* THE TASK *
Return every record below exactly as written, omitting any pictures.

[Figure collection entries]
══════

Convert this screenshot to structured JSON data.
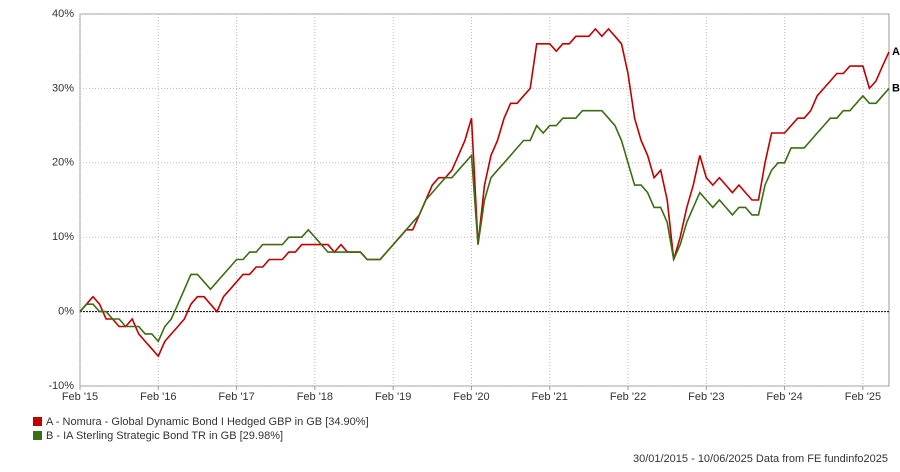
{
  "chart_data": {
    "type": "line",
    "x": [
      "2015-02",
      "2015-03",
      "2015-04",
      "2015-05",
      "2015-06",
      "2015-07",
      "2015-08",
      "2015-09",
      "2015-10",
      "2015-11",
      "2015-12",
      "2016-01",
      "2016-02",
      "2016-03",
      "2016-04",
      "2016-05",
      "2016-06",
      "2016-07",
      "2016-08",
      "2016-09",
      "2016-10",
      "2016-11",
      "2016-12",
      "2017-01",
      "2017-02",
      "2017-03",
      "2017-04",
      "2017-05",
      "2017-06",
      "2017-07",
      "2017-08",
      "2017-09",
      "2017-10",
      "2017-11",
      "2017-12",
      "2018-01",
      "2018-02",
      "2018-03",
      "2018-04",
      "2018-05",
      "2018-06",
      "2018-07",
      "2018-08",
      "2018-09",
      "2018-10",
      "2018-11",
      "2018-12",
      "2019-01",
      "2019-02",
      "2019-03",
      "2019-04",
      "2019-05",
      "2019-06",
      "2019-07",
      "2019-08",
      "2019-09",
      "2019-10",
      "2019-11",
      "2019-12",
      "2020-01",
      "2020-02",
      "2020-03",
      "2020-04",
      "2020-05",
      "2020-06",
      "2020-07",
      "2020-08",
      "2020-09",
      "2020-10",
      "2020-11",
      "2020-12",
      "2021-01",
      "2021-02",
      "2021-03",
      "2021-04",
      "2021-05",
      "2021-06",
      "2021-07",
      "2021-08",
      "2021-09",
      "2021-10",
      "2021-11",
      "2021-12",
      "2022-01",
      "2022-02",
      "2022-03",
      "2022-04",
      "2022-05",
      "2022-06",
      "2022-07",
      "2022-08",
      "2022-09",
      "2022-10",
      "2022-11",
      "2022-12",
      "2023-01",
      "2023-02",
      "2023-03",
      "2023-04",
      "2023-05",
      "2023-06",
      "2023-07",
      "2023-08",
      "2023-09",
      "2023-10",
      "2023-11",
      "2023-12",
      "2024-01",
      "2024-02",
      "2024-03",
      "2024-04",
      "2024-05",
      "2024-06",
      "2024-07",
      "2024-08",
      "2024-09",
      "2024-10",
      "2024-11",
      "2024-12",
      "2025-01",
      "2025-02",
      "2025-03",
      "2025-04",
      "2025-05",
      "2025-06"
    ],
    "series": [
      {
        "name": "A - Nomura - Global Dynamic Bond I Hedged GBP in GB [34.90%]",
        "end_label": "A",
        "color": "#c00000",
        "values": [
          0,
          1,
          2,
          1,
          -1,
          -1,
          -2,
          -2,
          -1,
          -3,
          -4,
          -5,
          -6,
          -4,
          -3,
          -2,
          -1,
          1,
          2,
          2,
          1,
          0,
          2,
          3,
          4,
          5,
          5,
          6,
          6,
          7,
          7,
          7,
          8,
          8,
          9,
          9,
          9,
          9,
          9,
          8,
          9,
          8,
          8,
          8,
          7,
          7,
          7,
          8,
          9,
          10,
          11,
          11,
          13,
          15,
          17,
          18,
          18,
          19,
          21,
          23,
          26,
          9,
          17,
          21,
          23,
          26,
          28,
          28,
          29,
          30,
          36,
          36,
          36,
          35,
          36,
          36,
          37,
          37,
          37,
          38,
          37,
          38,
          37,
          36,
          32,
          26,
          23,
          21,
          18,
          19,
          15,
          7,
          10,
          14,
          17,
          21,
          18,
          17,
          18,
          17,
          16,
          17,
          16,
          15,
          15,
          20,
          24,
          24,
          24,
          25,
          26,
          26,
          27,
          29,
          30,
          31,
          32,
          32,
          33,
          33,
          33,
          30,
          31,
          33,
          34.9
        ]
      },
      {
        "name": "B - IA Sterling Strategic Bond TR in GB [29.98%]",
        "end_label": "B",
        "color": "#3a6e12",
        "values": [
          0,
          1,
          1,
          0,
          0,
          -1,
          -1,
          -2,
          -2,
          -2,
          -3,
          -3,
          -4,
          -2,
          -1,
          1,
          3,
          5,
          5,
          4,
          3,
          4,
          5,
          6,
          7,
          7,
          8,
          8,
          9,
          9,
          9,
          9,
          10,
          10,
          10,
          11,
          10,
          9,
          8,
          8,
          8,
          8,
          8,
          8,
          7,
          7,
          7,
          8,
          9,
          10,
          11,
          12,
          13,
          15,
          16,
          17,
          18,
          18,
          19,
          20,
          21,
          9,
          15,
          18,
          19,
          20,
          21,
          22,
          23,
          23,
          25,
          24,
          25,
          25,
          26,
          26,
          26,
          27,
          27,
          27,
          27,
          26,
          25,
          23,
          20,
          17,
          17,
          16,
          14,
          14,
          12,
          7,
          9,
          12,
          14,
          16,
          15,
          14,
          15,
          14,
          13,
          14,
          14,
          13,
          13,
          17,
          19,
          20,
          20,
          22,
          22,
          22,
          23,
          24,
          25,
          26,
          26,
          27,
          27,
          28,
          29,
          28,
          28,
          29,
          29.98
        ]
      }
    ],
    "xlim": [
      "2015-02",
      "2025-06"
    ],
    "xticks": [
      {
        "value": "2015-02",
        "label": "Feb '15"
      },
      {
        "value": "2016-02",
        "label": "Feb '16"
      },
      {
        "value": "2017-02",
        "label": "Feb '17"
      },
      {
        "value": "2018-02",
        "label": "Feb '18"
      },
      {
        "value": "2019-02",
        "label": "Feb '19"
      },
      {
        "value": "2020-02",
        "label": "Feb '20"
      },
      {
        "value": "2021-02",
        "label": "Feb '21"
      },
      {
        "value": "2022-02",
        "label": "Feb '22"
      },
      {
        "value": "2023-02",
        "label": "Feb '23"
      },
      {
        "value": "2024-02",
        "label": "Feb '24"
      },
      {
        "value": "2025-02",
        "label": "Feb '25"
      }
    ],
    "ylim": [
      -10,
      40
    ],
    "yticks": [
      {
        "value": -10,
        "label": "-10%"
      },
      {
        "value": 0,
        "label": "0%"
      },
      {
        "value": 10,
        "label": "10%"
      },
      {
        "value": 20,
        "label": "20%"
      },
      {
        "value": 30,
        "label": "30%"
      },
      {
        "value": 40,
        "label": "40%"
      }
    ],
    "grid": true,
    "footer": "30/01/2015 - 10/06/2025 Data from FE fundinfo2025"
  }
}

══════

* SOLUTION TO THE PROBLEM *
Convert this screenshot to structured JSON data.
{
  "chart_data": {
    "type": "line",
    "x": [
      "2015-02",
      "2015-03",
      "2015-04",
      "2015-05",
      "2015-06",
      "2015-07",
      "2015-08",
      "2015-09",
      "2015-10",
      "2015-11",
      "2015-12",
      "2016-01",
      "2016-02",
      "2016-03",
      "2016-04",
      "2016-05",
      "2016-06",
      "2016-07",
      "2016-08",
      "2016-09",
      "2016-10",
      "2016-11",
      "2016-12",
      "2017-01",
      "2017-02",
      "2017-03",
      "2017-04",
      "2017-05",
      "2017-06",
      "2017-07",
      "2017-08",
      "2017-09",
      "2017-10",
      "2017-11",
      "2017-12",
      "2018-01",
      "2018-02",
      "2018-03",
      "2018-04",
      "2018-05",
      "2018-06",
      "2018-07",
      "2018-08",
      "2018-09",
      "2018-10",
      "2018-11",
      "2018-12",
      "2019-01",
      "2019-02",
      "2019-03",
      "2019-04",
      "2019-05",
      "2019-06",
      "2019-07",
      "2019-08",
      "2019-09",
      "2019-10",
      "2019-11",
      "2019-12",
      "2020-01",
      "2020-02",
      "2020-03",
      "2020-04",
      "2020-05",
      "2020-06",
      "2020-07",
      "2020-08",
      "2020-09",
      "2020-10",
      "2020-11",
      "2020-12",
      "2021-01",
      "2021-02",
      "2021-03",
      "2021-04",
      "2021-05",
      "2021-06",
      "2021-07",
      "2021-08",
      "2021-09",
      "2021-10",
      "2021-11",
      "2021-12",
      "2022-01",
      "2022-02",
      "2022-03",
      "2022-04",
      "2022-05",
      "2022-06",
      "2022-07",
      "2022-08",
      "2022-09",
      "2022-10",
      "2022-11",
      "2022-12",
      "2023-01",
      "2023-02",
      "2023-03",
      "2023-04",
      "2023-05",
      "2023-06",
      "2023-07",
      "2023-08",
      "2023-09",
      "2023-10",
      "2023-11",
      "2023-12",
      "2024-01",
      "2024-02",
      "2024-03",
      "2024-04",
      "2024-05",
      "2024-06",
      "2024-07",
      "2024-08",
      "2024-09",
      "2024-10",
      "2024-11",
      "2024-12",
      "2025-01",
      "2025-02",
      "2025-03",
      "2025-04",
      "2025-05",
      "2025-06"
    ],
    "series": [
      {
        "name": "A - Nomura - Global Dynamic Bond I Hedged GBP in GB [34.90%]",
        "end_label": "A",
        "color": "#c00000",
        "values": [
          0,
          1,
          2,
          1,
          -1,
          -1,
          -2,
          -2,
          -1,
          -3,
          -4,
          -5,
          -6,
          -4,
          -3,
          -2,
          -1,
          1,
          2,
          2,
          1,
          0,
          2,
          3,
          4,
          5,
          5,
          6,
          6,
          7,
          7,
          7,
          8,
          8,
          9,
          9,
          9,
          9,
          9,
          8,
          9,
          8,
          8,
          8,
          7,
          7,
          7,
          8,
          9,
          10,
          11,
          11,
          13,
          15,
          17,
          18,
          18,
          19,
          21,
          23,
          26,
          9,
          17,
          21,
          23,
          26,
          28,
          28,
          29,
          30,
          36,
          36,
          36,
          35,
          36,
          36,
          37,
          37,
          37,
          38,
          37,
          38,
          37,
          36,
          32,
          26,
          23,
          21,
          18,
          19,
          15,
          7,
          10,
          14,
          17,
          21,
          18,
          17,
          18,
          17,
          16,
          17,
          16,
          15,
          15,
          20,
          24,
          24,
          24,
          25,
          26,
          26,
          27,
          29,
          30,
          31,
          32,
          32,
          33,
          33,
          33,
          30,
          31,
          33,
          34.9
        ]
      },
      {
        "name": "B - IA Sterling Strategic Bond TR in GB [29.98%]",
        "end_label": "B",
        "color": "#3a6e12",
        "values": [
          0,
          1,
          1,
          0,
          0,
          -1,
          -1,
          -2,
          -2,
          -2,
          -3,
          -3,
          -4,
          -2,
          -1,
          1,
          3,
          5,
          5,
          4,
          3,
          4,
          5,
          6,
          7,
          7,
          8,
          8,
          9,
          9,
          9,
          9,
          10,
          10,
          10,
          11,
          10,
          9,
          8,
          8,
          8,
          8,
          8,
          8,
          7,
          7,
          7,
          8,
          9,
          10,
          11,
          12,
          13,
          15,
          16,
          17,
          18,
          18,
          19,
          20,
          21,
          9,
          15,
          18,
          19,
          20,
          21,
          22,
          23,
          23,
          25,
          24,
          25,
          25,
          26,
          26,
          26,
          27,
          27,
          27,
          27,
          26,
          25,
          23,
          20,
          17,
          17,
          16,
          14,
          14,
          12,
          7,
          9,
          12,
          14,
          16,
          15,
          14,
          15,
          14,
          13,
          14,
          14,
          13,
          13,
          17,
          19,
          20,
          20,
          22,
          22,
          22,
          23,
          24,
          25,
          26,
          26,
          27,
          27,
          28,
          29,
          28,
          28,
          29,
          29.98
        ]
      }
    ],
    "xlim": [
      "2015-02",
      "2025-06"
    ],
    "xticks": [
      {
        "value": "2015-02",
        "label": "Feb '15"
      },
      {
        "value": "2016-02",
        "label": "Feb '16"
      },
      {
        "value": "2017-02",
        "label": "Feb '17"
      },
      {
        "value": "2018-02",
        "label": "Feb '18"
      },
      {
        "value": "2019-02",
        "label": "Feb '19"
      },
      {
        "value": "2020-02",
        "label": "Feb '20"
      },
      {
        "value": "2021-02",
        "label": "Feb '21"
      },
      {
        "value": "2022-02",
        "label": "Feb '22"
      },
      {
        "value": "2023-02",
        "label": "Feb '23"
      },
      {
        "value": "2024-02",
        "label": "Feb '24"
      },
      {
        "value": "2025-02",
        "label": "Feb '25"
      }
    ],
    "ylim": [
      -10,
      40
    ],
    "yticks": [
      {
        "value": -10,
        "label": "-10%"
      },
      {
        "value": 0,
        "label": "0%"
      },
      {
        "value": 10,
        "label": "10%"
      },
      {
        "value": 20,
        "label": "20%"
      },
      {
        "value": 30,
        "label": "30%"
      },
      {
        "value": 40,
        "label": "40%"
      }
    ],
    "grid": true,
    "footer": "30/01/2015 - 10/06/2025 Data from FE fundinfo2025"
  }
}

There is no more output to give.